REQUIRED WORK >>
Copy out the entries exactly, from the first line to the last.

Structured figure records:

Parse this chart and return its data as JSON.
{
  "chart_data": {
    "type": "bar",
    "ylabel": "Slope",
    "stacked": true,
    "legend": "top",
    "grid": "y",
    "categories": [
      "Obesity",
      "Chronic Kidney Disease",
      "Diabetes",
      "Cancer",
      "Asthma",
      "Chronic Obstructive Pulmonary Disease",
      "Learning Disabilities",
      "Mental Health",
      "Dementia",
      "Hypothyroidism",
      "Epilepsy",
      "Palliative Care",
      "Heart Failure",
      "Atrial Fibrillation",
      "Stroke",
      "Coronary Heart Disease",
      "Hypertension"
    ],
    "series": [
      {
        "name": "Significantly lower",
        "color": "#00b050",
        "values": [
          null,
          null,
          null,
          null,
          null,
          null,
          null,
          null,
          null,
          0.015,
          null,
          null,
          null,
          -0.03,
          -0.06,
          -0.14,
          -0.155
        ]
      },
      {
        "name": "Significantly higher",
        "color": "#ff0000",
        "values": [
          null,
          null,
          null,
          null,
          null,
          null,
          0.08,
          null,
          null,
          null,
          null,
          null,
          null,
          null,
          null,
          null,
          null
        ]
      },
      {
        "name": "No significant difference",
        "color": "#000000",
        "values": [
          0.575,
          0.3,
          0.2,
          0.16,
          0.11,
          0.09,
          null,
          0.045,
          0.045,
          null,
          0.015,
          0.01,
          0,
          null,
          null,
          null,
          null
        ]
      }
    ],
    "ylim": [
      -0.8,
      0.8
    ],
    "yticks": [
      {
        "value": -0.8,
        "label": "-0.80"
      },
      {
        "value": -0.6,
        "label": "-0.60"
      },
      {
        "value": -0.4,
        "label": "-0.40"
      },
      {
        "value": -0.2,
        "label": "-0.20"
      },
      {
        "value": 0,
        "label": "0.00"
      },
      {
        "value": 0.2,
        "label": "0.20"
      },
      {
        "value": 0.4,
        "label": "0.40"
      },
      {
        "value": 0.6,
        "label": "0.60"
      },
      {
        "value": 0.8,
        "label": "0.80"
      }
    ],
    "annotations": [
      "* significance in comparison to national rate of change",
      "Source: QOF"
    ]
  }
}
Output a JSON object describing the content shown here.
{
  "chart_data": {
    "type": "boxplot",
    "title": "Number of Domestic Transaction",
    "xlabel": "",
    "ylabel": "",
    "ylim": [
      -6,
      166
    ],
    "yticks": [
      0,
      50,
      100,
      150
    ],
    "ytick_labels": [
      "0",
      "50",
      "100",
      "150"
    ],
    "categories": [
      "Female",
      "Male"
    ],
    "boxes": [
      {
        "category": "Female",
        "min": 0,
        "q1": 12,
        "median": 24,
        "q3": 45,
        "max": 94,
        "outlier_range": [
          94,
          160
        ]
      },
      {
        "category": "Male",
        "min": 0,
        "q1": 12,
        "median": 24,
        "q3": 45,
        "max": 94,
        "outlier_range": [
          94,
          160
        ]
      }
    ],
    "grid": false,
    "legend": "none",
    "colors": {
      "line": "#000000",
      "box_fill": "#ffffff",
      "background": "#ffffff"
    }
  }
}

ANSWER TO THE TASK >>
Parse this chart and return its data as JSON.
{
  "chart_data": {
    "type": "bar",
    "ylabel": "Slope",
    "stacked": true,
    "legend": "top",
    "grid": "y",
    "categories": [
      "Obesity",
      "Chronic Kidney Disease",
      "Diabetes",
      "Cancer",
      "Asthma",
      "Chronic Obstructive Pulmonary Disease",
      "Learning Disabilities",
      "Mental Health",
      "Dementia",
      "Hypothyroidism",
      "Epilepsy",
      "Palliative Care",
      "Heart Failure",
      "Atrial Fibrillation",
      "Stroke",
      "Coronary Heart Disease",
      "Hypertension"
    ],
    "series": [
      {
        "name": "Significantly lower",
        "color": "#00b050",
        "values": [
          null,
          null,
          null,
          null,
          null,
          null,
          null,
          null,
          null,
          0.015,
          null,
          null,
          null,
          -0.03,
          -0.06,
          -0.14,
          -0.155
        ]
      },
      {
        "name": "Significantly higher",
        "color": "#ff0000",
        "values": [
          null,
          null,
          null,
          null,
          null,
          null,
          0.08,
          null,
          null,
          null,
          null,
          null,
          null,
          null,
          null,
          null,
          null
        ]
      },
      {
        "name": "No significant difference",
        "color": "#000000",
        "values": [
          0.575,
          0.3,
          0.2,
          0.16,
          0.11,
          0.09,
          null,
          0.045,
          0.045,
          null,
          0.015,
          0.01,
          0,
          null,
          null,
          null,
          null
        ]
      }
    ],
    "ylim": [
      -0.8,
      0.8
    ],
    "yticks": [
      {
        "value": -0.8,
        "label": "-0.80"
      },
      {
        "value": -0.6,
        "label": "-0.60"
      },
      {
        "value": -0.4,
        "label": "-0.40"
      },
      {
        "value": -0.2,
        "label": "-0.20"
      },
      {
        "value": 0,
        "label": "0.00"
      },
      {
        "value": 0.2,
        "label": "0.20"
      },
      {
        "value": 0.4,
        "label": "0.40"
      },
      {
        "value": 0.6,
        "label": "0.60"
      },
      {
        "value": 0.8,
        "label": "0.80"
      }
    ],
    "annotations": [
      "* significance in comparison to national rate of change",
      "Source: QOF"
    ]
  }
}
Output a JSON object describing the content shown here.
{
  "chart_data": {
    "type": "boxplot",
    "title": "Number of Domestic Transaction",
    "xlabel": "",
    "ylabel": "",
    "ylim": [
      -6,
      166
    ],
    "yticks": [
      0,
      50,
      100,
      150
    ],
    "ytick_labels": [
      "0",
      "50",
      "100",
      "150"
    ],
    "categories": [
      "Female",
      "Male"
    ],
    "boxes": [
      {
        "category": "Female",
        "min": 0,
        "q1": 12,
        "median": 24,
        "q3": 45,
        "max": 94,
        "outlier_range": [
          94,
          160
        ]
      },
      {
        "category": "Male",
        "min": 0,
        "q1": 12,
        "median": 24,
        "q3": 45,
        "max": 94,
        "outlier_range": [
          94,
          160
        ]
      }
    ],
    "grid": false,
    "legend": "none",
    "colors": {
      "line": "#000000",
      "box_fill": "#ffffff",
      "background": "#ffffff"
    }
  }
}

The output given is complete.